-- begin Stored data --

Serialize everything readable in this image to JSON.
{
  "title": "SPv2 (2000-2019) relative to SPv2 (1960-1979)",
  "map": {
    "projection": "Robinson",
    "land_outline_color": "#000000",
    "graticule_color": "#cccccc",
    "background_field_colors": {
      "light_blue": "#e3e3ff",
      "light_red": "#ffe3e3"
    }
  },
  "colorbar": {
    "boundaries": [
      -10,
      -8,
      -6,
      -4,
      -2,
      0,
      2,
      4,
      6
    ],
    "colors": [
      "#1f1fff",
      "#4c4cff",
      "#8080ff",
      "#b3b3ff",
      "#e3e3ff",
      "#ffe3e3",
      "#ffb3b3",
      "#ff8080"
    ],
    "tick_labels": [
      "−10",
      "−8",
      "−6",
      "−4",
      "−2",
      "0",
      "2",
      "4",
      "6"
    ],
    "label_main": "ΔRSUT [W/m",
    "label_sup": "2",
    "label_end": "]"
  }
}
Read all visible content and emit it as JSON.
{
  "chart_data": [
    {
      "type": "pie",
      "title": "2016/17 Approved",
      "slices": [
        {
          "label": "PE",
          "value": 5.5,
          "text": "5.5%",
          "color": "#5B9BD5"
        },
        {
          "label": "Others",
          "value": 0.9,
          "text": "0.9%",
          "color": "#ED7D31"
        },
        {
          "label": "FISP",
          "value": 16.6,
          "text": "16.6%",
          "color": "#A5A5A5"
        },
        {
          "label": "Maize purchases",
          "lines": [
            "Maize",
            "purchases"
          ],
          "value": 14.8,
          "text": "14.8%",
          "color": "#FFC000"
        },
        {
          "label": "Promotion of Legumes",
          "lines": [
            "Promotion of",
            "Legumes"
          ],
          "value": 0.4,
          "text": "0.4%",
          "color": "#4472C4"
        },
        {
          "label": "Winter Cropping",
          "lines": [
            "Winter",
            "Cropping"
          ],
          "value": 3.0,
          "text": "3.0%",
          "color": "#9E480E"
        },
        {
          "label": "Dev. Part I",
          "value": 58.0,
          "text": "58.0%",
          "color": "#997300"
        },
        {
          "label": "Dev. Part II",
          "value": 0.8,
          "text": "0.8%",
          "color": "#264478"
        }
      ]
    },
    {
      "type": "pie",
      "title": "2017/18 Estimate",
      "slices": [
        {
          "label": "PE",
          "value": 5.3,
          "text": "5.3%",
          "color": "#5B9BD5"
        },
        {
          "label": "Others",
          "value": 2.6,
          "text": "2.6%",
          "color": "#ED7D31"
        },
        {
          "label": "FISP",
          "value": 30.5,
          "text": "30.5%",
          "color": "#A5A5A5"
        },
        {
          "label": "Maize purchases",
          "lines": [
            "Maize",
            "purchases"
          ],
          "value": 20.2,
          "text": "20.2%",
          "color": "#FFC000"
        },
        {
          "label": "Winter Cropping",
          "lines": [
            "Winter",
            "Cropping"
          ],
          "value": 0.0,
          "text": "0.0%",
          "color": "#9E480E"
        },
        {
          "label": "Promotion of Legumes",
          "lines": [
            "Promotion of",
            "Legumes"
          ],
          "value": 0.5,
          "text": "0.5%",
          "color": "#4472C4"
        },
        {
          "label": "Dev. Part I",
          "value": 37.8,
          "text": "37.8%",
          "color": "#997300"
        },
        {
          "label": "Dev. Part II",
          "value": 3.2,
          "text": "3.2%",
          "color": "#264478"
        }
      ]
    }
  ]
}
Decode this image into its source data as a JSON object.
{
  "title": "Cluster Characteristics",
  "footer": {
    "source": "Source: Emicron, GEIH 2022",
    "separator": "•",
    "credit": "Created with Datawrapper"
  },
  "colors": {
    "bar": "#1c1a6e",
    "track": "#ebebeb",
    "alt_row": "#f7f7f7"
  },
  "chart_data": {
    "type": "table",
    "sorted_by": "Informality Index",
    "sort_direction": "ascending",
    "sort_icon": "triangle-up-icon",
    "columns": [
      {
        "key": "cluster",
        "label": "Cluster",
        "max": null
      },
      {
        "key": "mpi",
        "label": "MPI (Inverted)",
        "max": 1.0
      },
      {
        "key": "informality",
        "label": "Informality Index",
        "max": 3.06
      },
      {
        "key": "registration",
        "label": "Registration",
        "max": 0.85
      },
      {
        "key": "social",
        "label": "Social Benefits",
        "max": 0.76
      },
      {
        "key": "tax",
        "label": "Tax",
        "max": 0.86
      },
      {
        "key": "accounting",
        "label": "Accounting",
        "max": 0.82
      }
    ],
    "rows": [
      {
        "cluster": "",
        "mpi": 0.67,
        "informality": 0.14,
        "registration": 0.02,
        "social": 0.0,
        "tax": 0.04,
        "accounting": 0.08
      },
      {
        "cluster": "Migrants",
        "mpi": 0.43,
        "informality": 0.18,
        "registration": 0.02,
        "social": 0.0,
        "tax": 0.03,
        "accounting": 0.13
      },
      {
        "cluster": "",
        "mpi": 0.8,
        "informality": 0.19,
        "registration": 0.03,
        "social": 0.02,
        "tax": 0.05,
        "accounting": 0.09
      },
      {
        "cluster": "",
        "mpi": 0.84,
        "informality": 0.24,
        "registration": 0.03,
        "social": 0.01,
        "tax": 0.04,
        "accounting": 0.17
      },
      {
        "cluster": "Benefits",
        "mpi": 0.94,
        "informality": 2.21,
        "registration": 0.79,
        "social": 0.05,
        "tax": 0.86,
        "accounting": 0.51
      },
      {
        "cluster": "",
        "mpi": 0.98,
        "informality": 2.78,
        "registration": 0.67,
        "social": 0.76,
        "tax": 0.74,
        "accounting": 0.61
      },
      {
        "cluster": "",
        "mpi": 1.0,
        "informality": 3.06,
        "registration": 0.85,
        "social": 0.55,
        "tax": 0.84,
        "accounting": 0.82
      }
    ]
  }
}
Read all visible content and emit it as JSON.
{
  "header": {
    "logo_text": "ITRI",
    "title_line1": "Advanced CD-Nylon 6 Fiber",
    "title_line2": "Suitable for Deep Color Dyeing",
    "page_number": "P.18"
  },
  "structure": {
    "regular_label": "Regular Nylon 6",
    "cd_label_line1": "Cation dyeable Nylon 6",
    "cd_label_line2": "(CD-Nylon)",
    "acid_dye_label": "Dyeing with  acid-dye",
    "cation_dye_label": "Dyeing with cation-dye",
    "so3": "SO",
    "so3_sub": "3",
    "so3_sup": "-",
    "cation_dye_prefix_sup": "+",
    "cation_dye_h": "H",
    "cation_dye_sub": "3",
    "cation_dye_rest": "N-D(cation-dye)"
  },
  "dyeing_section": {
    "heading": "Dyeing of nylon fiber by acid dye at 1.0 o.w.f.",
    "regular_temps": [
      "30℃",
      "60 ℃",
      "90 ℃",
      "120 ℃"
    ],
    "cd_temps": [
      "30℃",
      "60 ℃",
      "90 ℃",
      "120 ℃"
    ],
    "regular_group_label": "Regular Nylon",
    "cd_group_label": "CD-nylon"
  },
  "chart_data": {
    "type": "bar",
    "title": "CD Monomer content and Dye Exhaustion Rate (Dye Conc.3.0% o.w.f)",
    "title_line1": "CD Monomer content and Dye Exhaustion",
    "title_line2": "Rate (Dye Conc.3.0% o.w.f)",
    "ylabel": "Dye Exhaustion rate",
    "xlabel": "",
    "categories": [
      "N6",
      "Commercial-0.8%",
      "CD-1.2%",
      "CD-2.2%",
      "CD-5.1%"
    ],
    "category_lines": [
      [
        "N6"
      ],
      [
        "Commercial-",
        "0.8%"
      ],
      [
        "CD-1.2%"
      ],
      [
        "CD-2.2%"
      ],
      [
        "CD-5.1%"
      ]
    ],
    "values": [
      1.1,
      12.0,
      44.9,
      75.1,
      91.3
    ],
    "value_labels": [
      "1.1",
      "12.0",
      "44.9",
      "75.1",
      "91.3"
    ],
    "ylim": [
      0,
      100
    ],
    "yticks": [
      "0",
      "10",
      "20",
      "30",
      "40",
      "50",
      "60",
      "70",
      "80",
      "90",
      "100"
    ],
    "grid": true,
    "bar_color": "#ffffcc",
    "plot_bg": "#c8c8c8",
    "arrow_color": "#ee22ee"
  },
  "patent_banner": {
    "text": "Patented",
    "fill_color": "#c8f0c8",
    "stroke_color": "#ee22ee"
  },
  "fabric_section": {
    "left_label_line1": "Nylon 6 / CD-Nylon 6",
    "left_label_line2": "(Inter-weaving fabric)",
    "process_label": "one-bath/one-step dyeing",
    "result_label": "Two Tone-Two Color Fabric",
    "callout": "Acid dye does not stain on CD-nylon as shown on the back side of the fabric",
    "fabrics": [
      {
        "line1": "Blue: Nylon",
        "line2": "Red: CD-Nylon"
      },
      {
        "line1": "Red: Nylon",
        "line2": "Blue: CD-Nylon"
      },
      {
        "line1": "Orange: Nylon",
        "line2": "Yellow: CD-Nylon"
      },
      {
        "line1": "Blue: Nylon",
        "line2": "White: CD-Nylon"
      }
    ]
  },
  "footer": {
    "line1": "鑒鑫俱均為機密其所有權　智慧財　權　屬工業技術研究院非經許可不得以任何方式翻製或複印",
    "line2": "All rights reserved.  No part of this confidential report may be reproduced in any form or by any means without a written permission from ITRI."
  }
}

-- end Stored data --

■ **Exercise goal**: Return all lines containing "Exhaustion".

■ **Exercise answer**:
    "title": "CD Monomer content and Dye Exhaustion Rate (Dye Conc.3.0% o.w.f)",
    "title_line1": "CD Monomer content and Dye Exhaustion",
    "ylabel": "Dye Exhaustion rate",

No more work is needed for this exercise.